====== Input material

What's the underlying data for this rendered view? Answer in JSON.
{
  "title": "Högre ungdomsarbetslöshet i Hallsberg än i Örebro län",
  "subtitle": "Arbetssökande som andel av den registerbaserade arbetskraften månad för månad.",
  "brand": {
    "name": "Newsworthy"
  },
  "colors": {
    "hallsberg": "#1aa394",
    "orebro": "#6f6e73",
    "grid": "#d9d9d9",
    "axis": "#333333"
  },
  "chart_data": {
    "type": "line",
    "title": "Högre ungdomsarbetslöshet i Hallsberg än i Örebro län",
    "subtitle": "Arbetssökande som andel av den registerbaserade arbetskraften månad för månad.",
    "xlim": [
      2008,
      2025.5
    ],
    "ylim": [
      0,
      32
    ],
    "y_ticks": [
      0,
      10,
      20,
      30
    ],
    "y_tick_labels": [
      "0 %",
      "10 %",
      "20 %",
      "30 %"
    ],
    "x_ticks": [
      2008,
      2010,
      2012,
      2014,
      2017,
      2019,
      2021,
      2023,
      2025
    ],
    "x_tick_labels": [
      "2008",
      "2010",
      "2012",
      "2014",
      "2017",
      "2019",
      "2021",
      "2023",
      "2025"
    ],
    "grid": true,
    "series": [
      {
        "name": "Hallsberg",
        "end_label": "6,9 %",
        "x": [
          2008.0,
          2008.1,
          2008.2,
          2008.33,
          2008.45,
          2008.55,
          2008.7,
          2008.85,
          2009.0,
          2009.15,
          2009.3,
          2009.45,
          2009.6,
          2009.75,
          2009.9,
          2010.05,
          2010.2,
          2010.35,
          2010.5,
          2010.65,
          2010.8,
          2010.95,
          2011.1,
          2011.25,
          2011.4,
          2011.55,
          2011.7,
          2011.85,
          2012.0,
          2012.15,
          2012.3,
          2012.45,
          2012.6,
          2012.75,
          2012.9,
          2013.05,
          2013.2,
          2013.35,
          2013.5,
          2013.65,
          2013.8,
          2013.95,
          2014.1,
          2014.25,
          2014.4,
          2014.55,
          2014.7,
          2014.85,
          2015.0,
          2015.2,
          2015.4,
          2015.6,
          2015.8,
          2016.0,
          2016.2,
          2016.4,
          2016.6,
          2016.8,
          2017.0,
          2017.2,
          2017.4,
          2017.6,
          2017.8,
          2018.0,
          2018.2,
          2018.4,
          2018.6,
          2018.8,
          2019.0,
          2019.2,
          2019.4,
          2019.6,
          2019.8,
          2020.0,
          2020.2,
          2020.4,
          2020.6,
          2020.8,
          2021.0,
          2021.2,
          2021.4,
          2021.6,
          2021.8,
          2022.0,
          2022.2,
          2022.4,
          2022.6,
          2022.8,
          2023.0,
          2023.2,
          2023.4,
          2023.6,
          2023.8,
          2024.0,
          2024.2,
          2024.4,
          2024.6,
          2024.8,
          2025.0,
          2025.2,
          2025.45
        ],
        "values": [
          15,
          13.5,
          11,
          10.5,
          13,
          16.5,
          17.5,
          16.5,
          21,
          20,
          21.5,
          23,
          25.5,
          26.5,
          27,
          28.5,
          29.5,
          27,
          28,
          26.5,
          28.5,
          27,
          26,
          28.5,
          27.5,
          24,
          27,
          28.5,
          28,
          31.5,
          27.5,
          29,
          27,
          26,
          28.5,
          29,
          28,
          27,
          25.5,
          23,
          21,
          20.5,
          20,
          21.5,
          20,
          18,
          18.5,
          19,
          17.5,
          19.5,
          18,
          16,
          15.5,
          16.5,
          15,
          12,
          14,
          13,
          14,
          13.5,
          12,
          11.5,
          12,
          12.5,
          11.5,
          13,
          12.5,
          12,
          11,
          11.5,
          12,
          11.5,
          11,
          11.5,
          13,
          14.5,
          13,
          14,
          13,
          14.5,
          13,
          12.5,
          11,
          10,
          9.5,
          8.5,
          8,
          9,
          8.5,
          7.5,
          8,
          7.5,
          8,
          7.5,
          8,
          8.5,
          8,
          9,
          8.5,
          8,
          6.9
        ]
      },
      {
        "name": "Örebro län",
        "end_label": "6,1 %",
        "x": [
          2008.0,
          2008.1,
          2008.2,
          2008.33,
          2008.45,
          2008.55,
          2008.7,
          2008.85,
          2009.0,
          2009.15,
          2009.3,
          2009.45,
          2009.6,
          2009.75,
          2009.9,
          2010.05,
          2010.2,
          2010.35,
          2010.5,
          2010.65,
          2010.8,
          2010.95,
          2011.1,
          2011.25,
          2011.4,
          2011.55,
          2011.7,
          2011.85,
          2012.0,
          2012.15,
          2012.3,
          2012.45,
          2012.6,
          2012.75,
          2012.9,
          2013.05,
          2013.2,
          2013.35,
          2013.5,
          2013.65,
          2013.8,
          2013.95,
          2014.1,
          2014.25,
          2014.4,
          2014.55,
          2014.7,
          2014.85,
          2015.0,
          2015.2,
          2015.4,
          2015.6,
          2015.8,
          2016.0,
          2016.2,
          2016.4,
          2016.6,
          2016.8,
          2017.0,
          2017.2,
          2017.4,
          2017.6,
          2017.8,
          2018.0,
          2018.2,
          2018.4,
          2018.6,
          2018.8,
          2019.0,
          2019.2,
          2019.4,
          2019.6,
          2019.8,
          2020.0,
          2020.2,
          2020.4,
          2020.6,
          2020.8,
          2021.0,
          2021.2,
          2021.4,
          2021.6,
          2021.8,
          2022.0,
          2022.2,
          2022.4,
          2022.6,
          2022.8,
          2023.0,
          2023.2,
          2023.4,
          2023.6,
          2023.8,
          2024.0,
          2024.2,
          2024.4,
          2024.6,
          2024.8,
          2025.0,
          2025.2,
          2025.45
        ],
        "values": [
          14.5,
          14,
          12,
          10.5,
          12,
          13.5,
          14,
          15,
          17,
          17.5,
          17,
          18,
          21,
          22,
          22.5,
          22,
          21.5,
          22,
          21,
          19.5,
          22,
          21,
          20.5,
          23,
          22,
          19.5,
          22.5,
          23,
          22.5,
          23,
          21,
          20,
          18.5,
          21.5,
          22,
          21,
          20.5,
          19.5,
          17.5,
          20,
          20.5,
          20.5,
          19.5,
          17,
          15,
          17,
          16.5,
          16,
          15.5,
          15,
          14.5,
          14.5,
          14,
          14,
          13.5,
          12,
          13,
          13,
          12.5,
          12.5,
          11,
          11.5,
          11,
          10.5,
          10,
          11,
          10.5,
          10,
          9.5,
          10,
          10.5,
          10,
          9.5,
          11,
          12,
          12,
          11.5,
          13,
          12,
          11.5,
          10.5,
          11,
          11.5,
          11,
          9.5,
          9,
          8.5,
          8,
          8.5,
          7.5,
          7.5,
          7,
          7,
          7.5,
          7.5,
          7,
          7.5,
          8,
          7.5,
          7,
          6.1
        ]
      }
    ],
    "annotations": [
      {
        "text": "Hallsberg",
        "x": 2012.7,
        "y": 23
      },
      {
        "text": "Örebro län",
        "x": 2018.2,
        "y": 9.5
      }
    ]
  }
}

============

Description of the task
Extract, from the material above, each line holding the word "månad".

Full response
  "subtitle": "Arbetssökande som andel av den registerbaserade arbetskraften månad för månad.",
    "subtitle": "Arbetssökande som andel av den registerbaserade arbetskraften månad för månad.",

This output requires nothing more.